__DIRECTIONS__.
All of the data below must be repeated exactly.

__INPUT MATERIAL__.
____
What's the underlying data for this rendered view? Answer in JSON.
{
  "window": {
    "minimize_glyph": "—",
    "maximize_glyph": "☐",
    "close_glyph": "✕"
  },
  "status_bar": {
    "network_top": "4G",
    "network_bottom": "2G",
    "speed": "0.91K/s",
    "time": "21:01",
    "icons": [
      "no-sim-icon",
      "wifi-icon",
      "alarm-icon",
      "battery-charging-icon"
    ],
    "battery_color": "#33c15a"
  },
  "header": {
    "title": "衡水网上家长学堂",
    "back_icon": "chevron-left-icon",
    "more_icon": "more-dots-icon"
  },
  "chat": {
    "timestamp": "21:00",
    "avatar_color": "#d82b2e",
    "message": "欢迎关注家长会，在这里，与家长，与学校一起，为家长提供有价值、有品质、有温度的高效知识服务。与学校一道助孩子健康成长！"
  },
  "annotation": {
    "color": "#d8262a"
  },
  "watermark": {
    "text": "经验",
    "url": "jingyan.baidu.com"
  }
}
____
__ANSWER TO THE TASK__.
What's the underlying data for this rendered view? Answer in JSON.
{
  "window": {
    "minimize_glyph": "—",
    "maximize_glyph": "☐",
    "close_glyph": "✕"
  },
  "status_bar": {
    "network_top": "4G",
    "network_bottom": "2G",
    "speed": "0.91K/s",
    "time": "21:01",
    "icons": [
      "no-sim-icon",
      "wifi-icon",
      "alarm-icon",
      "battery-charging-icon"
    ],
    "battery_color": "#33c15a"
  },
  "header": {
    "title": "衡水网上家长学堂",
    "back_icon": "chevron-left-icon",
    "more_icon": "more-dots-icon"
  },
  "chat": {
    "timestamp": "21:00",
    "avatar_color": "#d82b2e",
    "message": "欢迎关注家长会，在这里，与家长，与学校一起，为家长提供有价值、有品质、有温度的高效知识服务。与学校一道助孩子健康成长！"
  },
  "annotation": {
    "color": "#d8262a"
  },
  "watermark": {
    "text": "经验",
    "url": "jingyan.baidu.com"
  }
}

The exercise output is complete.